* [PROBLEM]: Read the records below and copy each line that contains "задач".

--- RECORDS TO PROCESS ---

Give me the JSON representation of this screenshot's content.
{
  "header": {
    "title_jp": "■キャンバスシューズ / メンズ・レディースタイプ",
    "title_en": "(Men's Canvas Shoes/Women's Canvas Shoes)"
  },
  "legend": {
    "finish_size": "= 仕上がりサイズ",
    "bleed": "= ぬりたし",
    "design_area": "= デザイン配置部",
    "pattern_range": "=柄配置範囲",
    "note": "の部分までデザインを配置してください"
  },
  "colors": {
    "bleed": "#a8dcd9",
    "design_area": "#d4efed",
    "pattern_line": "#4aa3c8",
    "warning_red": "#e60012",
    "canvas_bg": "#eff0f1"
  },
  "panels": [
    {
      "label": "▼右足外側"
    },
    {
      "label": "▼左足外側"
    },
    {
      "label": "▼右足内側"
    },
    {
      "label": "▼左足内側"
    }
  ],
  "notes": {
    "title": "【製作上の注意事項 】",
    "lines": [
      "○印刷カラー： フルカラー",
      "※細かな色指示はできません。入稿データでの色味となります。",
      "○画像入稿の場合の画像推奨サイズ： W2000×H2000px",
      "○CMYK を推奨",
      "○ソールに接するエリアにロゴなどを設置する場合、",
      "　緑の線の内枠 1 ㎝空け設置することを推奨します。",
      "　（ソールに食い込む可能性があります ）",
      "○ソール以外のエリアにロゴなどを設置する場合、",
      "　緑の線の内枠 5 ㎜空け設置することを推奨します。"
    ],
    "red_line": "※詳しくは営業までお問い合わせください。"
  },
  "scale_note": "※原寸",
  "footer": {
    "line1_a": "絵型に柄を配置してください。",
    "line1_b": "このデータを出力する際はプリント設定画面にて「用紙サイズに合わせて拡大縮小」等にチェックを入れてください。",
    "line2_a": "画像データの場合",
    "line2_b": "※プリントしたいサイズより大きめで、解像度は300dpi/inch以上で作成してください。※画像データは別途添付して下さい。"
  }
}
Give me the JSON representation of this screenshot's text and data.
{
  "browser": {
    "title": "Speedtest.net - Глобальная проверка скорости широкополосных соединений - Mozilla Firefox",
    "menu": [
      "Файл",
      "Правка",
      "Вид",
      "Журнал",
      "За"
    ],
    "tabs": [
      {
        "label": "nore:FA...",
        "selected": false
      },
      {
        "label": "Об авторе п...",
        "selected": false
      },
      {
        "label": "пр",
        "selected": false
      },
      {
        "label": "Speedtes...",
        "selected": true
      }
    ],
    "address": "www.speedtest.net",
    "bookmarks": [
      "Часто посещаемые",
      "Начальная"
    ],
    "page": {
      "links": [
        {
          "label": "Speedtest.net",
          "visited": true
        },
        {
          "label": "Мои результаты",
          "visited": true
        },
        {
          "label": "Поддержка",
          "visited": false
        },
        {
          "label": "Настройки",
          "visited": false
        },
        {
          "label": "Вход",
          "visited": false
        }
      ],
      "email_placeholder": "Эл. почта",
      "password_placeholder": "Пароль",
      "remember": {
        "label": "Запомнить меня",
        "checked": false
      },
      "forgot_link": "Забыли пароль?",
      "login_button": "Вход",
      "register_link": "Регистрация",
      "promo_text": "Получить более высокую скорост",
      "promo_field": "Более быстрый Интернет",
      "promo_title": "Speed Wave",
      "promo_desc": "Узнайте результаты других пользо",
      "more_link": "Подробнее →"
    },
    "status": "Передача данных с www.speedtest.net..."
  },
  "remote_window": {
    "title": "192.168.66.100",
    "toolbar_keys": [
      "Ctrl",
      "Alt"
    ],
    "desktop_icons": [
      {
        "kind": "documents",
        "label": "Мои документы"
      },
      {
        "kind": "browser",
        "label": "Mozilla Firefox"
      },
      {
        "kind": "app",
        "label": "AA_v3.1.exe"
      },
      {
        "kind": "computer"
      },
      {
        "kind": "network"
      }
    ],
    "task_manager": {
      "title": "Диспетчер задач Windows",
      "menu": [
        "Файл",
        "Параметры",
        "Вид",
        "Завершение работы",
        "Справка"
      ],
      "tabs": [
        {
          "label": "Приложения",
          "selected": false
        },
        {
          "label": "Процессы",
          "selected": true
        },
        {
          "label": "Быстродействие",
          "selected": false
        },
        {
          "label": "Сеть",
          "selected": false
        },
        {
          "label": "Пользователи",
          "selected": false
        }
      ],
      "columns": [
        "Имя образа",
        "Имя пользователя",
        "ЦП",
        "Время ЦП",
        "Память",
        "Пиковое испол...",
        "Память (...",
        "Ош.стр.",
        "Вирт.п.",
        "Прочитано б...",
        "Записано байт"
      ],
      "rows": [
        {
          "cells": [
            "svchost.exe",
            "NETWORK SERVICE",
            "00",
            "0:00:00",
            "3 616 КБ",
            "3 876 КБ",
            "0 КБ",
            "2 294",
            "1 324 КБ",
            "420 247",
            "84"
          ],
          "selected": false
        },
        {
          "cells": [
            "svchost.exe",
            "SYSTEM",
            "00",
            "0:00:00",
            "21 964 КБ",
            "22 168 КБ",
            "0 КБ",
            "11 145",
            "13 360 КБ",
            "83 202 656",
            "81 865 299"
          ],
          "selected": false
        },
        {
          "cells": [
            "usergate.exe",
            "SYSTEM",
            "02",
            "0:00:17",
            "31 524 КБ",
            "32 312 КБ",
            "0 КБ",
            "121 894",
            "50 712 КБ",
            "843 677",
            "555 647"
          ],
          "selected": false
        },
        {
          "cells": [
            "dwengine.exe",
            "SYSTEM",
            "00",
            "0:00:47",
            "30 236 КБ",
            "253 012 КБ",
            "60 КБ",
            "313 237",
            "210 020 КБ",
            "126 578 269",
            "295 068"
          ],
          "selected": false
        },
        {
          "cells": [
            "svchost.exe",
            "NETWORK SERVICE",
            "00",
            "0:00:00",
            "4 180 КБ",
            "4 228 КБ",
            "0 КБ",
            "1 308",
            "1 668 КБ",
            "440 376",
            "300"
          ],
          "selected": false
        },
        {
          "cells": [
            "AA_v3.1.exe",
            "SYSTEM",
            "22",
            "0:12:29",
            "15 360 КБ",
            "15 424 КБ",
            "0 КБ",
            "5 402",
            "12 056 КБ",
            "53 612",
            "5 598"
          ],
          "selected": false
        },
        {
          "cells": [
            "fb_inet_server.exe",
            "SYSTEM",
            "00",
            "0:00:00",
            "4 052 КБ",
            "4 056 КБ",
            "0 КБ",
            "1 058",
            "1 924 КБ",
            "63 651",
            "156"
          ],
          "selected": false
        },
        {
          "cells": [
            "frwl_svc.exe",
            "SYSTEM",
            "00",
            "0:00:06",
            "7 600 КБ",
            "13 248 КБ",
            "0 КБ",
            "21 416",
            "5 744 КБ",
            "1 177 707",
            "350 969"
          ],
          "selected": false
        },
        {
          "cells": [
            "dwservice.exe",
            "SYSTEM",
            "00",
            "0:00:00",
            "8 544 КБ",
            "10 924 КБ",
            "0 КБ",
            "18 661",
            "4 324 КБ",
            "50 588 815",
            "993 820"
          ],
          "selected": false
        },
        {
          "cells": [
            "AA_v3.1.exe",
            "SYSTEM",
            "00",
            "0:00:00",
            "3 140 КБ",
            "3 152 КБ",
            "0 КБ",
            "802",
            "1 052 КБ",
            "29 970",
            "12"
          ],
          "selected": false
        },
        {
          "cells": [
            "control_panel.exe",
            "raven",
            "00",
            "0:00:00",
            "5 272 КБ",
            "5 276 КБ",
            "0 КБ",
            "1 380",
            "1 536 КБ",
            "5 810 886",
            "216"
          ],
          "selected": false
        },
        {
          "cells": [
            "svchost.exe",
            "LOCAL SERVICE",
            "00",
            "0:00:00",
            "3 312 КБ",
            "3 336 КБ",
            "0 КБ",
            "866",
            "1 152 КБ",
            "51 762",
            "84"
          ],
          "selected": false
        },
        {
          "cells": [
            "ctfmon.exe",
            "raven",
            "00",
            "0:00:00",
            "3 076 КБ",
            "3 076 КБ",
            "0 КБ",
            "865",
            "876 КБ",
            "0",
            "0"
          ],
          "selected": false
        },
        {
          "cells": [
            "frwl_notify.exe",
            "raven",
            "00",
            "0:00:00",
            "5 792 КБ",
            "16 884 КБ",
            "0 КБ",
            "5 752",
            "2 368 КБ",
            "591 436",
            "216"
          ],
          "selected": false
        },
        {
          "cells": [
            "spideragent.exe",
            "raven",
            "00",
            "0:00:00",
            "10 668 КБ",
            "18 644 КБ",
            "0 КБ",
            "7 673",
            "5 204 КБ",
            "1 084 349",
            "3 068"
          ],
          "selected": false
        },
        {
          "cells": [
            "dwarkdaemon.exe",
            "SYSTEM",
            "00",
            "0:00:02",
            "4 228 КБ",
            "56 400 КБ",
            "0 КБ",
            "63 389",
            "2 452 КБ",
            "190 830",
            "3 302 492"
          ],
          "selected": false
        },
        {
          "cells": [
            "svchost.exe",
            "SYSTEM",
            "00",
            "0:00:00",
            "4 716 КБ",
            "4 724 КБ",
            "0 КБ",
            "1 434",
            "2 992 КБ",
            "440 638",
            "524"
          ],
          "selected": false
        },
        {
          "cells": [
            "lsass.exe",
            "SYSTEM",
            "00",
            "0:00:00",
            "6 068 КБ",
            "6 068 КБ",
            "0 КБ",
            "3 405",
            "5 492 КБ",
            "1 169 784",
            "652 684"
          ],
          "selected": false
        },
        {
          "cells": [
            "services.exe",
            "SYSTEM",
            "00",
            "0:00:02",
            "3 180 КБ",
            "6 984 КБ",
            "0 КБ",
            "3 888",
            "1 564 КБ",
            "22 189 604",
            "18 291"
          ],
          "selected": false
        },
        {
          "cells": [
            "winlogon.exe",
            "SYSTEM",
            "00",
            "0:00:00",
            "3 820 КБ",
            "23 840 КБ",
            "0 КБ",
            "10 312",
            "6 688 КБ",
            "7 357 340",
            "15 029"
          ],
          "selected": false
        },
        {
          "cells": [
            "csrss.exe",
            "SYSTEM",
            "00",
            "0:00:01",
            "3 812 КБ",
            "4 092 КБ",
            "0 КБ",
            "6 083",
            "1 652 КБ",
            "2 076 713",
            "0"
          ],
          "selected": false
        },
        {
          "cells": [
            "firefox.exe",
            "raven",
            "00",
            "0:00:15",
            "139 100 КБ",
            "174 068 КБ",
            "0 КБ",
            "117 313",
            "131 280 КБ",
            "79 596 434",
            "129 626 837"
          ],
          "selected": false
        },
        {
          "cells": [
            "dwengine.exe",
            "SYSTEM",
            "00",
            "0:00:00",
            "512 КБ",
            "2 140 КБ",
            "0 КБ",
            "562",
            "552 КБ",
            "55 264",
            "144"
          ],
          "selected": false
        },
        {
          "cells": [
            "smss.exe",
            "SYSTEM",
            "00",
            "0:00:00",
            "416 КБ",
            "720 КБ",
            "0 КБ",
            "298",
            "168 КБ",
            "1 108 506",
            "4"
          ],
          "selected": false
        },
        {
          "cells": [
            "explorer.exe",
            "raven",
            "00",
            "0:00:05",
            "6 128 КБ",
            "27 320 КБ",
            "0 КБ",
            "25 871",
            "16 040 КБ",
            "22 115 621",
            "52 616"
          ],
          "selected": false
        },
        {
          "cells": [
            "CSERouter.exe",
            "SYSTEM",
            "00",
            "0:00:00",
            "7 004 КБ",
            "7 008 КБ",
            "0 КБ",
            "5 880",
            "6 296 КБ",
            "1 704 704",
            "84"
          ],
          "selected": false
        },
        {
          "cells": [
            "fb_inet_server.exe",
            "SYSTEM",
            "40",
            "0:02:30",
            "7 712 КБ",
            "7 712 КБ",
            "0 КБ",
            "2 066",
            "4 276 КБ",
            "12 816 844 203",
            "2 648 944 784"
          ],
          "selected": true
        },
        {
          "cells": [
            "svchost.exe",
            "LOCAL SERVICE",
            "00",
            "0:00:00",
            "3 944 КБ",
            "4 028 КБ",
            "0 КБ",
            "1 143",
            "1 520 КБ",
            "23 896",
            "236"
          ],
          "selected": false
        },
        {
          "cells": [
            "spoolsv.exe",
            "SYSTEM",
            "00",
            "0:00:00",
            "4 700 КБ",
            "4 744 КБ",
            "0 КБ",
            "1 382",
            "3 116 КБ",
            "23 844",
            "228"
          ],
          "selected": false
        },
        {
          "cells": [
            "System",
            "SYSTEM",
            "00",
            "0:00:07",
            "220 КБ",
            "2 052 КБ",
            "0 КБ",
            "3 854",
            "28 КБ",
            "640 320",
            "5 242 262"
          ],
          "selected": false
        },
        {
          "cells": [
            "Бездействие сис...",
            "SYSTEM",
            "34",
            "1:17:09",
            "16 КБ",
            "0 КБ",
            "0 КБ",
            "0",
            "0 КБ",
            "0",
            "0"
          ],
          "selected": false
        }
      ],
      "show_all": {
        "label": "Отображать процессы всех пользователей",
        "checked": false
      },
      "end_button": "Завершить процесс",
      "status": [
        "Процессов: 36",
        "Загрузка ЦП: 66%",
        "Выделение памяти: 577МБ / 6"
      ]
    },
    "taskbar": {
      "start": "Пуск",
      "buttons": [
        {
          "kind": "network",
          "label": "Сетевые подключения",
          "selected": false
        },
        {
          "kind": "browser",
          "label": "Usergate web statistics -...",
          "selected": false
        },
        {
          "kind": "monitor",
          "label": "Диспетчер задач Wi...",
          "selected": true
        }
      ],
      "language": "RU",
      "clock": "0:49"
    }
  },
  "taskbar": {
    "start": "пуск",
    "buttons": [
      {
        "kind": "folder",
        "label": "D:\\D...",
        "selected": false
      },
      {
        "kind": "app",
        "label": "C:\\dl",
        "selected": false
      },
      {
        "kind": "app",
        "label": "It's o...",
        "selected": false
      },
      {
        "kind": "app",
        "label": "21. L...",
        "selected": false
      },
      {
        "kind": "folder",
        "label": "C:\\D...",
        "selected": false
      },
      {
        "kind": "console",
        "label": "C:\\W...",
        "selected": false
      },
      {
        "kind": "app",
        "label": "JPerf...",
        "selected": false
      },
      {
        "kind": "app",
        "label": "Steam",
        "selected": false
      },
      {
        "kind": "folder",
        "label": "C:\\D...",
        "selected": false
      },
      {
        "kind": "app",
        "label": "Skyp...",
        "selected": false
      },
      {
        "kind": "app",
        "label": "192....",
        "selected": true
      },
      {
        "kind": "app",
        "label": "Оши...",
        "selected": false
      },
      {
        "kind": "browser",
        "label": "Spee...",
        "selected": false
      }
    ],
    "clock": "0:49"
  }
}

---

* [ANSWER FOR THIS EXERCISE]:
      "title": "Диспетчер задач Windows",
          "label": "Диспетчер задач Wi...",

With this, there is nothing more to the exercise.